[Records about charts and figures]
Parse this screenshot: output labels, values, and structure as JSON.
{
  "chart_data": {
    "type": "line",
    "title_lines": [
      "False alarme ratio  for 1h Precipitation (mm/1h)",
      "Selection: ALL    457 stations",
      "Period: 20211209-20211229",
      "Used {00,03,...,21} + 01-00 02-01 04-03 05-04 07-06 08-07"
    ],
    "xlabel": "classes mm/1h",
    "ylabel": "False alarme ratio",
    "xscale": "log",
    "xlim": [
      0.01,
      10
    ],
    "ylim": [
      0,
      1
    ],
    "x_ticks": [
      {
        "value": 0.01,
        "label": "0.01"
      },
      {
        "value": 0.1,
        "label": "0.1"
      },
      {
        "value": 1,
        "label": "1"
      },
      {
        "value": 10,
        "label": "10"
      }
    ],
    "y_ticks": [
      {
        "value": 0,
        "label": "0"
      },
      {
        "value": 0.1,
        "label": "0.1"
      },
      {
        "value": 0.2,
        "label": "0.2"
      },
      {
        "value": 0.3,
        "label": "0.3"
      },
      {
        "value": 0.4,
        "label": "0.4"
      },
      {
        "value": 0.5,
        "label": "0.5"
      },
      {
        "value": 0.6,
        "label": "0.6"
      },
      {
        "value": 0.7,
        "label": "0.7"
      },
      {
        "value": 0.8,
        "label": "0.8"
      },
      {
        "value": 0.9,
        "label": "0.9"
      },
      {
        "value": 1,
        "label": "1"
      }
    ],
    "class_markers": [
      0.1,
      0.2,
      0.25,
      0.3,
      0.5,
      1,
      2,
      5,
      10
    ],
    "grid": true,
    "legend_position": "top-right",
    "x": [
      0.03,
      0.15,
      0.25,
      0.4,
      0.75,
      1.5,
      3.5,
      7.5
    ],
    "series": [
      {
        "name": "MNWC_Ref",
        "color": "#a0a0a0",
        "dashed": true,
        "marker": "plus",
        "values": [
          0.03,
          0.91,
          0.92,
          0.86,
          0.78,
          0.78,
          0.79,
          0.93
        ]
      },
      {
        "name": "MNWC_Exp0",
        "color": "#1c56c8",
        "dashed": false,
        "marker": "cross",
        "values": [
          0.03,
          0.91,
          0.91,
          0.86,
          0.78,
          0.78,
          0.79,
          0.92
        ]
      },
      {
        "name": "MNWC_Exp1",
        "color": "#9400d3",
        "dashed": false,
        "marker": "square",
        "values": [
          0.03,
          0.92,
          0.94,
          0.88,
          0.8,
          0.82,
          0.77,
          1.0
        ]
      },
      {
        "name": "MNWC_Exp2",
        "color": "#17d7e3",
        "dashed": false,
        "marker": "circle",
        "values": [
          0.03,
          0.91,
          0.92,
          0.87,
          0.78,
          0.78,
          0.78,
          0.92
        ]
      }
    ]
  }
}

### Work to do
Find the string "ratio" in the records, then copy each line where it occurs.

### Result of the exercise
      "False alarme ratio  for 1h Precipitation (mm/1h)",
    "ylabel": "False alarme ratio",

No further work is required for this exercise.